# [GIVEN PROBLEM]
Write the records out again exactly, leaving no images in.

# [DATA SUPPLIED]
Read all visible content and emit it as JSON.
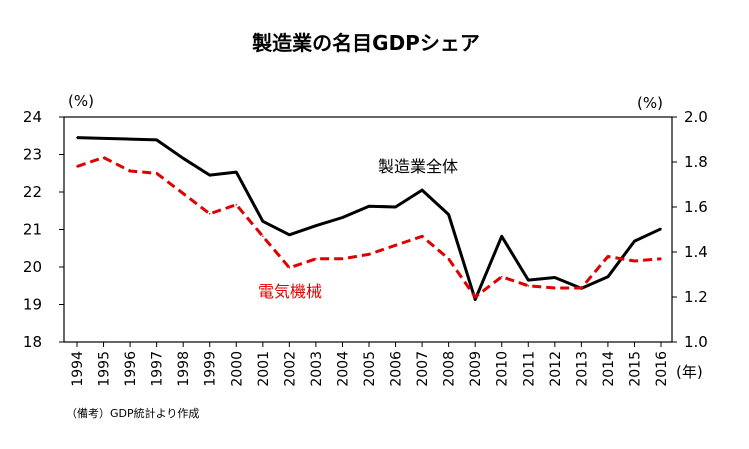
{
  "chart_data": {
    "type": "line",
    "title": "製造業の名目GDPシェア",
    "left_unit": "(%)",
    "right_unit": "(%)",
    "x_unit": "(年)",
    "source": "（備考）GDP統計より作成",
    "x": [
      "1994",
      "1995",
      "1996",
      "1997",
      "1998",
      "1999",
      "2000",
      "2001",
      "2002",
      "2003",
      "2004",
      "2005",
      "2006",
      "2007",
      "2008",
      "2009",
      "2010",
      "2011",
      "2012",
      "2013",
      "2014",
      "2015",
      "2016"
    ],
    "left_axis": {
      "ylim": [
        18,
        24
      ],
      "ticks": [
        "24",
        "23",
        "22",
        "21",
        "20",
        "19",
        "18"
      ]
    },
    "right_axis": {
      "ylim": [
        1.0,
        2.0
      ],
      "ticks": [
        "2.0",
        "1.8",
        "1.6",
        "1.4",
        "1.2",
        "1.0"
      ]
    },
    "series": [
      {
        "name": "製造業全体",
        "axis": "left",
        "color": "#000000",
        "style": "solid",
        "values": [
          23.45,
          23.43,
          23.41,
          23.39,
          22.9,
          22.45,
          22.53,
          21.22,
          20.86,
          21.1,
          21.32,
          21.62,
          21.6,
          22.05,
          21.4,
          19.13,
          20.82,
          19.65,
          19.72,
          19.43,
          19.74,
          20.69,
          21.02
        ]
      },
      {
        "name": "電気機械",
        "axis": "right",
        "color": "#e00000",
        "style": "dashed",
        "values": [
          1.78,
          1.82,
          1.76,
          1.75,
          1.66,
          1.57,
          1.61,
          1.47,
          1.33,
          1.37,
          1.37,
          1.39,
          1.43,
          1.47,
          1.37,
          1.2,
          1.29,
          1.25,
          1.24,
          1.24,
          1.38,
          1.36,
          1.37
        ]
      }
    ]
  }
}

# [EXERCISE ANSWER]
Read all visible content and emit it as JSON.
{
  "chart_data": {
    "type": "line",
    "title": "製造業の名目GDPシェア",
    "left_unit": "(%)",
    "right_unit": "(%)",
    "x_unit": "(年)",
    "source": "（備考）GDP統計より作成",
    "x": [
      "1994",
      "1995",
      "1996",
      "1997",
      "1998",
      "1999",
      "2000",
      "2001",
      "2002",
      "2003",
      "2004",
      "2005",
      "2006",
      "2007",
      "2008",
      "2009",
      "2010",
      "2011",
      "2012",
      "2013",
      "2014",
      "2015",
      "2016"
    ],
    "left_axis": {
      "ylim": [
        18,
        24
      ],
      "ticks": [
        "24",
        "23",
        "22",
        "21",
        "20",
        "19",
        "18"
      ]
    },
    "right_axis": {
      "ylim": [
        1.0,
        2.0
      ],
      "ticks": [
        "2.0",
        "1.8",
        "1.6",
        "1.4",
        "1.2",
        "1.0"
      ]
    },
    "series": [
      {
        "name": "製造業全体",
        "axis": "left",
        "color": "#000000",
        "style": "solid",
        "values": [
          23.45,
          23.43,
          23.41,
          23.39,
          22.9,
          22.45,
          22.53,
          21.22,
          20.86,
          21.1,
          21.32,
          21.62,
          21.6,
          22.05,
          21.4,
          19.13,
          20.82,
          19.65,
          19.72,
          19.43,
          19.74,
          20.69,
          21.02
        ]
      },
      {
        "name": "電気機械",
        "axis": "right",
        "color": "#e00000",
        "style": "dashed",
        "values": [
          1.78,
          1.82,
          1.76,
          1.75,
          1.66,
          1.57,
          1.61,
          1.47,
          1.33,
          1.37,
          1.37,
          1.39,
          1.43,
          1.47,
          1.37,
          1.2,
          1.29,
          1.25,
          1.24,
          1.24,
          1.38,
          1.36,
          1.37
        ]
      }
    ]
  }
}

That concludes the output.